Entries from a visual dataset

━━━━━━━━━━

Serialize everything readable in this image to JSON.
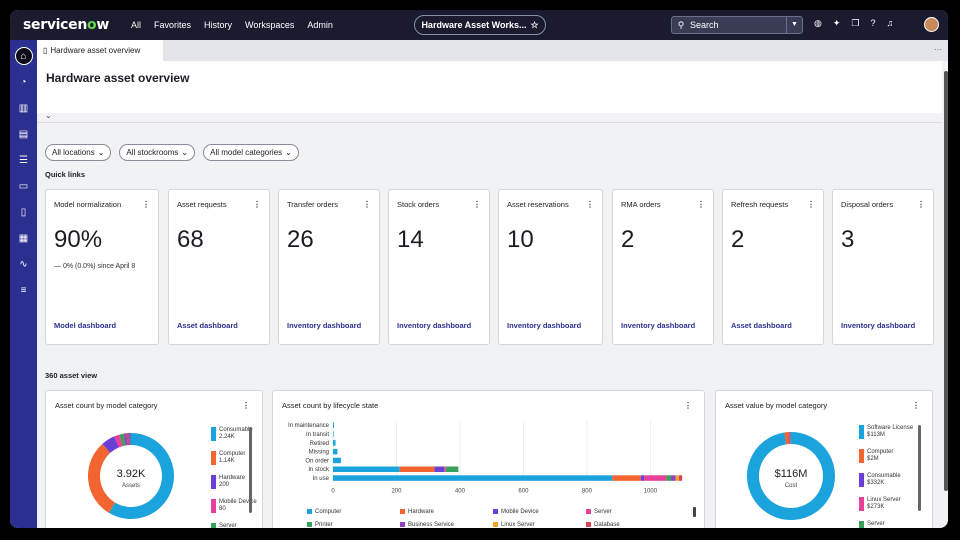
{
  "nav": {
    "logo_pre": "servicen",
    "logo_o": "o",
    "logo_post": "w",
    "links": [
      "All",
      "Favorites",
      "History",
      "Workspaces",
      "Admin"
    ],
    "workspace_pill": "Hardware Asset Works...",
    "search_placeholder": "Search"
  },
  "tab": {
    "label": "Hardware asset overview"
  },
  "page": {
    "title": "Hardware asset overview",
    "filters": [
      "All locations",
      "All stockrooms",
      "All model categories"
    ],
    "quick_links_label": "Quick links",
    "asset_view_label": "360 asset view"
  },
  "cards": [
    {
      "title": "Model normalization",
      "value": "90%",
      "sub": "— 0% (0.0%) since April 8",
      "link": "Model dashboard"
    },
    {
      "title": "Asset requests",
      "value": "68",
      "sub": "",
      "link": "Asset dashboard"
    },
    {
      "title": "Transfer orders",
      "value": "26",
      "sub": "",
      "link": "Inventory dashboard"
    },
    {
      "title": "Stock orders",
      "value": "14",
      "sub": "",
      "link": "Inventory dashboard"
    },
    {
      "title": "Asset reservations",
      "value": "10",
      "sub": "",
      "link": "Inventory dashboard"
    },
    {
      "title": "RMA orders",
      "value": "2",
      "sub": "",
      "link": "Inventory dashboard"
    },
    {
      "title": "Refresh requests",
      "value": "2",
      "sub": "",
      "link": "Asset dashboard"
    },
    {
      "title": "Disposal orders",
      "value": "3",
      "sub": "",
      "link": "Inventory dashboard"
    }
  ],
  "colors": {
    "computer": "#1aa3dc",
    "hardware": "#f26430",
    "mobile": "#6a3fd6",
    "server": "#e8409a",
    "printer": "#3aa05a",
    "business": "#8e44c0",
    "linux": "#f5a623",
    "database": "#d9435a",
    "nav": "#1a1b2e",
    "rail": "#2b2f8f"
  },
  "chart_data": [
    {
      "type": "pie",
      "title": "Asset count by model category",
      "center_value": "3.92K",
      "center_label": "Assets",
      "legend": [
        {
          "name": "Consumable",
          "value": "2.24K",
          "num": 2240,
          "color": "#1aa3dc"
        },
        {
          "name": "Computer",
          "value": "1.14K",
          "num": 1140,
          "color": "#f26430"
        },
        {
          "name": "Hardware",
          "value": "200",
          "num": 200,
          "color": "#6a3fd6"
        },
        {
          "name": "Mobile Device",
          "value": "80",
          "num": 80,
          "color": "#e8409a"
        },
        {
          "name": "Server",
          "value": "",
          "num": 60,
          "color": "#3aa05a"
        }
      ],
      "extra_slices": [
        {
          "num": 40,
          "color": "#8e44c0"
        },
        {
          "num": 35,
          "color": "#d9435a"
        },
        {
          "num": 30,
          "color": "#5a6bd8"
        }
      ]
    },
    {
      "type": "bar",
      "title": "Asset count by lifecycle state",
      "categories": [
        "In maintenance",
        "In transit",
        "Retired",
        "Missing",
        "On order",
        "In stock",
        "In use"
      ],
      "xlim": [
        0,
        1150
      ],
      "xticks": [
        "0",
        "200",
        "400",
        "600",
        "800",
        "1000"
      ],
      "xtick_values": [
        0,
        200,
        400,
        600,
        800,
        1000
      ],
      "series": [
        {
          "name": "Computer",
          "color": "#1aa3dc",
          "values": [
            3,
            2,
            8,
            14,
            25,
            210,
            880
          ]
        },
        {
          "name": "Hardware",
          "color": "#f26430",
          "values": [
            0,
            0,
            0,
            0,
            0,
            110,
            90
          ]
        },
        {
          "name": "Mobile Device",
          "color": "#6a3fd6",
          "values": [
            0,
            0,
            0,
            0,
            0,
            30,
            10
          ]
        },
        {
          "name": "Server",
          "color": "#e8409a",
          "values": [
            0,
            0,
            0,
            0,
            0,
            5,
            70
          ]
        },
        {
          "name": "Printer",
          "color": "#3aa05a",
          "values": [
            0,
            0,
            0,
            0,
            0,
            40,
            15
          ]
        },
        {
          "name": "Business Service",
          "color": "#8e44c0",
          "values": [
            0,
            0,
            0,
            0,
            0,
            0,
            15
          ]
        },
        {
          "name": "Linux Server",
          "color": "#f5a623",
          "values": [
            0,
            0,
            0,
            0,
            0,
            0,
            10
          ]
        },
        {
          "name": "Database",
          "color": "#d9435a",
          "values": [
            0,
            0,
            0,
            0,
            0,
            0,
            10
          ]
        }
      ]
    },
    {
      "type": "pie",
      "title": "Asset value by model category",
      "center_value": "$116M",
      "center_label": "Cost",
      "legend": [
        {
          "name": "Software License",
          "value": "$113M",
          "num": 113,
          "color": "#1aa3dc"
        },
        {
          "name": "Computer",
          "value": "$2M",
          "num": 2,
          "color": "#f26430"
        },
        {
          "name": "Consumable",
          "value": "$332K",
          "num": 0.332,
          "color": "#6a3fd6"
        },
        {
          "name": "Linux Server",
          "value": "$273K",
          "num": 0.273,
          "color": "#e8409a"
        },
        {
          "name": "Server",
          "value": "",
          "num": 0.2,
          "color": "#3aa05a"
        }
      ],
      "extra_slices": []
    }
  ]
}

━━━━━━━━━━

_PROBLEM REQUIREMENTS:_ Keep only those lines of the records that hold "count", and return them.

_RESPONSE TO THIS EXERCISE:_
      "title": "Asset count by model category",
      "title": "Asset count by lifecycle state",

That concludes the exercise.